[Problem requirements]
Could you write out every entry exactly as it stands?

[Records for the exercise]
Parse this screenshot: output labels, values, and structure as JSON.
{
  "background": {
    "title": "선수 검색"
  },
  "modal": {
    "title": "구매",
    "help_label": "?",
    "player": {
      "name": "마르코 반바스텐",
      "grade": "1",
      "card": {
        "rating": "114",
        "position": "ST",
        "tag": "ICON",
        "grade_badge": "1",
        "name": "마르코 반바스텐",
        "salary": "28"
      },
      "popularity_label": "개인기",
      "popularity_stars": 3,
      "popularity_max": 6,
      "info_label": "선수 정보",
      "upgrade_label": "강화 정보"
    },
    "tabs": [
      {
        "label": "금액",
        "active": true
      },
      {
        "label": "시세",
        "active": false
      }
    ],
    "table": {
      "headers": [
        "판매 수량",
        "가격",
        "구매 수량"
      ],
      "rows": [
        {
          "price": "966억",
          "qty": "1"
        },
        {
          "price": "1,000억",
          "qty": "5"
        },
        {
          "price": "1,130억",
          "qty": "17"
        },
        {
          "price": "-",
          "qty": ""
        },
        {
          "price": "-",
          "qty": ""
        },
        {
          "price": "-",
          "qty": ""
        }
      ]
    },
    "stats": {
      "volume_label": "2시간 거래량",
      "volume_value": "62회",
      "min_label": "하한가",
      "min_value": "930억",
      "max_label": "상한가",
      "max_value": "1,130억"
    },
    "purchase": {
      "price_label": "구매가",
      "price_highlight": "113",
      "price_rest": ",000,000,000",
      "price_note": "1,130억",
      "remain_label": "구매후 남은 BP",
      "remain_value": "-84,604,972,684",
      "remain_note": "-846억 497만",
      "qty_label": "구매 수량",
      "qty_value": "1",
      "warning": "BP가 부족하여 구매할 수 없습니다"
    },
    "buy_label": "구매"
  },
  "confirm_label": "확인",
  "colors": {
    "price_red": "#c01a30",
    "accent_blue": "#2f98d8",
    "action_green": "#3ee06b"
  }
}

[Problem solution]
Parse this screenshot: output labels, values, and structure as JSON.
{
  "background": {
    "title": "선수 검색"
  },
  "modal": {
    "title": "구매",
    "help_label": "?",
    "player": {
      "name": "마르코 반바스텐",
      "grade": "1",
      "card": {
        "rating": "114",
        "position": "ST",
        "tag": "ICON",
        "grade_badge": "1",
        "name": "마르코 반바스텐",
        "salary": "28"
      },
      "popularity_label": "개인기",
      "popularity_stars": 3,
      "popularity_max": 6,
      "info_label": "선수 정보",
      "upgrade_label": "강화 정보"
    },
    "tabs": [
      {
        "label": "금액",
        "active": true
      },
      {
        "label": "시세",
        "active": false
      }
    ],
    "table": {
      "headers": [
        "판매 수량",
        "가격",
        "구매 수량"
      ],
      "rows": [
        {
          "price": "966억",
          "qty": "1"
        },
        {
          "price": "1,000억",
          "qty": "5"
        },
        {
          "price": "1,130억",
          "qty": "17"
        },
        {
          "price": "-",
          "qty": ""
        },
        {
          "price": "-",
          "qty": ""
        },
        {
          "price": "-",
          "qty": ""
        }
      ]
    },
    "stats": {
      "volume_label": "2시간 거래량",
      "volume_value": "62회",
      "min_label": "하한가",
      "min_value": "930억",
      "max_label": "상한가",
      "max_value": "1,130억"
    },
    "purchase": {
      "price_label": "구매가",
      "price_highlight": "113",
      "price_rest": ",000,000,000",
      "price_note": "1,130억",
      "remain_label": "구매후 남은 BP",
      "remain_value": "-84,604,972,684",
      "remain_note": "-846억 497만",
      "qty_label": "구매 수량",
      "qty_value": "1",
      "warning": "BP가 부족하여 구매할 수 없습니다"
    },
    "buy_label": "구매"
  },
  "confirm_label": "확인",
  "colors": {
    "price_red": "#c01a30",
    "accent_blue": "#2f98d8",
    "action_green": "#3ee06b"
  }
}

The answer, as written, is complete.